Aim of the task
Transcribe everything in the data word for word. Pictures are left out.
Start of Entries provided
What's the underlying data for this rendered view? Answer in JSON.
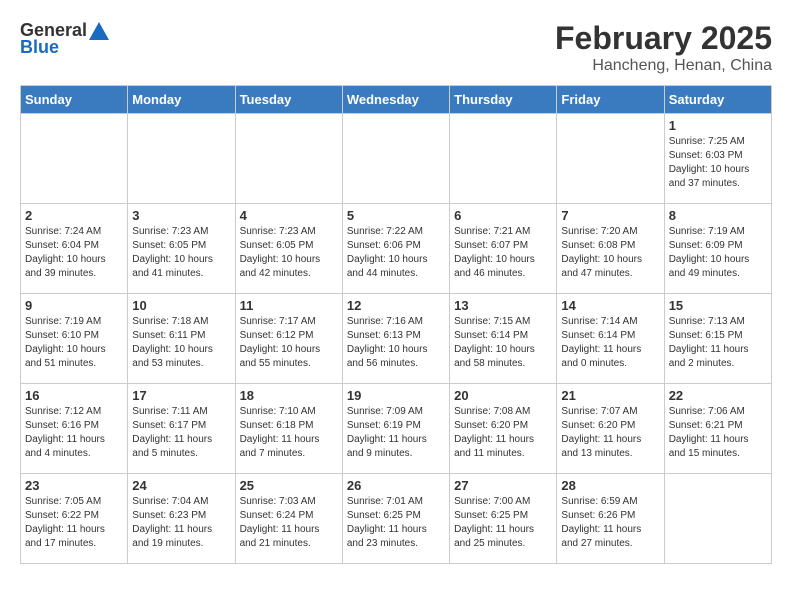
{
  "logo": {
    "general": "General",
    "blue": "Blue"
  },
  "title": "February 2025",
  "subtitle": "Hancheng, Henan, China",
  "days_of_week": [
    "Sunday",
    "Monday",
    "Tuesday",
    "Wednesday",
    "Thursday",
    "Friday",
    "Saturday"
  ],
  "weeks": [
    [
      {
        "day": "",
        "info": ""
      },
      {
        "day": "",
        "info": ""
      },
      {
        "day": "",
        "info": ""
      },
      {
        "day": "",
        "info": ""
      },
      {
        "day": "",
        "info": ""
      },
      {
        "day": "",
        "info": ""
      },
      {
        "day": "1",
        "info": "Sunrise: 7:25 AM\nSunset: 6:03 PM\nDaylight: 10 hours and 37 minutes."
      }
    ],
    [
      {
        "day": "2",
        "info": "Sunrise: 7:24 AM\nSunset: 6:04 PM\nDaylight: 10 hours and 39 minutes."
      },
      {
        "day": "3",
        "info": "Sunrise: 7:23 AM\nSunset: 6:05 PM\nDaylight: 10 hours and 41 minutes."
      },
      {
        "day": "4",
        "info": "Sunrise: 7:23 AM\nSunset: 6:05 PM\nDaylight: 10 hours and 42 minutes."
      },
      {
        "day": "5",
        "info": "Sunrise: 7:22 AM\nSunset: 6:06 PM\nDaylight: 10 hours and 44 minutes."
      },
      {
        "day": "6",
        "info": "Sunrise: 7:21 AM\nSunset: 6:07 PM\nDaylight: 10 hours and 46 minutes."
      },
      {
        "day": "7",
        "info": "Sunrise: 7:20 AM\nSunset: 6:08 PM\nDaylight: 10 hours and 47 minutes."
      },
      {
        "day": "8",
        "info": "Sunrise: 7:19 AM\nSunset: 6:09 PM\nDaylight: 10 hours and 49 minutes."
      }
    ],
    [
      {
        "day": "9",
        "info": "Sunrise: 7:19 AM\nSunset: 6:10 PM\nDaylight: 10 hours and 51 minutes."
      },
      {
        "day": "10",
        "info": "Sunrise: 7:18 AM\nSunset: 6:11 PM\nDaylight: 10 hours and 53 minutes."
      },
      {
        "day": "11",
        "info": "Sunrise: 7:17 AM\nSunset: 6:12 PM\nDaylight: 10 hours and 55 minutes."
      },
      {
        "day": "12",
        "info": "Sunrise: 7:16 AM\nSunset: 6:13 PM\nDaylight: 10 hours and 56 minutes."
      },
      {
        "day": "13",
        "info": "Sunrise: 7:15 AM\nSunset: 6:14 PM\nDaylight: 10 hours and 58 minutes."
      },
      {
        "day": "14",
        "info": "Sunrise: 7:14 AM\nSunset: 6:14 PM\nDaylight: 11 hours and 0 minutes."
      },
      {
        "day": "15",
        "info": "Sunrise: 7:13 AM\nSunset: 6:15 PM\nDaylight: 11 hours and 2 minutes."
      }
    ],
    [
      {
        "day": "16",
        "info": "Sunrise: 7:12 AM\nSunset: 6:16 PM\nDaylight: 11 hours and 4 minutes."
      },
      {
        "day": "17",
        "info": "Sunrise: 7:11 AM\nSunset: 6:17 PM\nDaylight: 11 hours and 5 minutes."
      },
      {
        "day": "18",
        "info": "Sunrise: 7:10 AM\nSunset: 6:18 PM\nDaylight: 11 hours and 7 minutes."
      },
      {
        "day": "19",
        "info": "Sunrise: 7:09 AM\nSunset: 6:19 PM\nDaylight: 11 hours and 9 minutes."
      },
      {
        "day": "20",
        "info": "Sunrise: 7:08 AM\nSunset: 6:20 PM\nDaylight: 11 hours and 11 minutes."
      },
      {
        "day": "21",
        "info": "Sunrise: 7:07 AM\nSunset: 6:20 PM\nDaylight: 11 hours and 13 minutes."
      },
      {
        "day": "22",
        "info": "Sunrise: 7:06 AM\nSunset: 6:21 PM\nDaylight: 11 hours and 15 minutes."
      }
    ],
    [
      {
        "day": "23",
        "info": "Sunrise: 7:05 AM\nSunset: 6:22 PM\nDaylight: 11 hours and 17 minutes."
      },
      {
        "day": "24",
        "info": "Sunrise: 7:04 AM\nSunset: 6:23 PM\nDaylight: 11 hours and 19 minutes."
      },
      {
        "day": "25",
        "info": "Sunrise: 7:03 AM\nSunset: 6:24 PM\nDaylight: 11 hours and 21 minutes."
      },
      {
        "day": "26",
        "info": "Sunrise: 7:01 AM\nSunset: 6:25 PM\nDaylight: 11 hours and 23 minutes."
      },
      {
        "day": "27",
        "info": "Sunrise: 7:00 AM\nSunset: 6:25 PM\nDaylight: 11 hours and 25 minutes."
      },
      {
        "day": "28",
        "info": "Sunrise: 6:59 AM\nSunset: 6:26 PM\nDaylight: 11 hours and 27 minutes."
      },
      {
        "day": "",
        "info": ""
      }
    ]
  ]
}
End of Entries provided
The solution
What's the underlying data for this rendered view? Answer in JSON.
{
  "logo": {
    "general": "General",
    "blue": "Blue"
  },
  "title": "February 2025",
  "subtitle": "Hancheng, Henan, China",
  "days_of_week": [
    "Sunday",
    "Monday",
    "Tuesday",
    "Wednesday",
    "Thursday",
    "Friday",
    "Saturday"
  ],
  "weeks": [
    [
      {
        "day": "",
        "info": ""
      },
      {
        "day": "",
        "info": ""
      },
      {
        "day": "",
        "info": ""
      },
      {
        "day": "",
        "info": ""
      },
      {
        "day": "",
        "info": ""
      },
      {
        "day": "",
        "info": ""
      },
      {
        "day": "1",
        "info": "Sunrise: 7:25 AM\nSunset: 6:03 PM\nDaylight: 10 hours and 37 minutes."
      }
    ],
    [
      {
        "day": "2",
        "info": "Sunrise: 7:24 AM\nSunset: 6:04 PM\nDaylight: 10 hours and 39 minutes."
      },
      {
        "day": "3",
        "info": "Sunrise: 7:23 AM\nSunset: 6:05 PM\nDaylight: 10 hours and 41 minutes."
      },
      {
        "day": "4",
        "info": "Sunrise: 7:23 AM\nSunset: 6:05 PM\nDaylight: 10 hours and 42 minutes."
      },
      {
        "day": "5",
        "info": "Sunrise: 7:22 AM\nSunset: 6:06 PM\nDaylight: 10 hours and 44 minutes."
      },
      {
        "day": "6",
        "info": "Sunrise: 7:21 AM\nSunset: 6:07 PM\nDaylight: 10 hours and 46 minutes."
      },
      {
        "day": "7",
        "info": "Sunrise: 7:20 AM\nSunset: 6:08 PM\nDaylight: 10 hours and 47 minutes."
      },
      {
        "day": "8",
        "info": "Sunrise: 7:19 AM\nSunset: 6:09 PM\nDaylight: 10 hours and 49 minutes."
      }
    ],
    [
      {
        "day": "9",
        "info": "Sunrise: 7:19 AM\nSunset: 6:10 PM\nDaylight: 10 hours and 51 minutes."
      },
      {
        "day": "10",
        "info": "Sunrise: 7:18 AM\nSunset: 6:11 PM\nDaylight: 10 hours and 53 minutes."
      },
      {
        "day": "11",
        "info": "Sunrise: 7:17 AM\nSunset: 6:12 PM\nDaylight: 10 hours and 55 minutes."
      },
      {
        "day": "12",
        "info": "Sunrise: 7:16 AM\nSunset: 6:13 PM\nDaylight: 10 hours and 56 minutes."
      },
      {
        "day": "13",
        "info": "Sunrise: 7:15 AM\nSunset: 6:14 PM\nDaylight: 10 hours and 58 minutes."
      },
      {
        "day": "14",
        "info": "Sunrise: 7:14 AM\nSunset: 6:14 PM\nDaylight: 11 hours and 0 minutes."
      },
      {
        "day": "15",
        "info": "Sunrise: 7:13 AM\nSunset: 6:15 PM\nDaylight: 11 hours and 2 minutes."
      }
    ],
    [
      {
        "day": "16",
        "info": "Sunrise: 7:12 AM\nSunset: 6:16 PM\nDaylight: 11 hours and 4 minutes."
      },
      {
        "day": "17",
        "info": "Sunrise: 7:11 AM\nSunset: 6:17 PM\nDaylight: 11 hours and 5 minutes."
      },
      {
        "day": "18",
        "info": "Sunrise: 7:10 AM\nSunset: 6:18 PM\nDaylight: 11 hours and 7 minutes."
      },
      {
        "day": "19",
        "info": "Sunrise: 7:09 AM\nSunset: 6:19 PM\nDaylight: 11 hours and 9 minutes."
      },
      {
        "day": "20",
        "info": "Sunrise: 7:08 AM\nSunset: 6:20 PM\nDaylight: 11 hours and 11 minutes."
      },
      {
        "day": "21",
        "info": "Sunrise: 7:07 AM\nSunset: 6:20 PM\nDaylight: 11 hours and 13 minutes."
      },
      {
        "day": "22",
        "info": "Sunrise: 7:06 AM\nSunset: 6:21 PM\nDaylight: 11 hours and 15 minutes."
      }
    ],
    [
      {
        "day": "23",
        "info": "Sunrise: 7:05 AM\nSunset: 6:22 PM\nDaylight: 11 hours and 17 minutes."
      },
      {
        "day": "24",
        "info": "Sunrise: 7:04 AM\nSunset: 6:23 PM\nDaylight: 11 hours and 19 minutes."
      },
      {
        "day": "25",
        "info": "Sunrise: 7:03 AM\nSunset: 6:24 PM\nDaylight: 11 hours and 21 minutes."
      },
      {
        "day": "26",
        "info": "Sunrise: 7:01 AM\nSunset: 6:25 PM\nDaylight: 11 hours and 23 minutes."
      },
      {
        "day": "27",
        "info": "Sunrise: 7:00 AM\nSunset: 6:25 PM\nDaylight: 11 hours and 25 minutes."
      },
      {
        "day": "28",
        "info": "Sunrise: 6:59 AM\nSunset: 6:26 PM\nDaylight: 11 hours and 27 minutes."
      },
      {
        "day": "",
        "info": ""
      }
    ]
  ]
}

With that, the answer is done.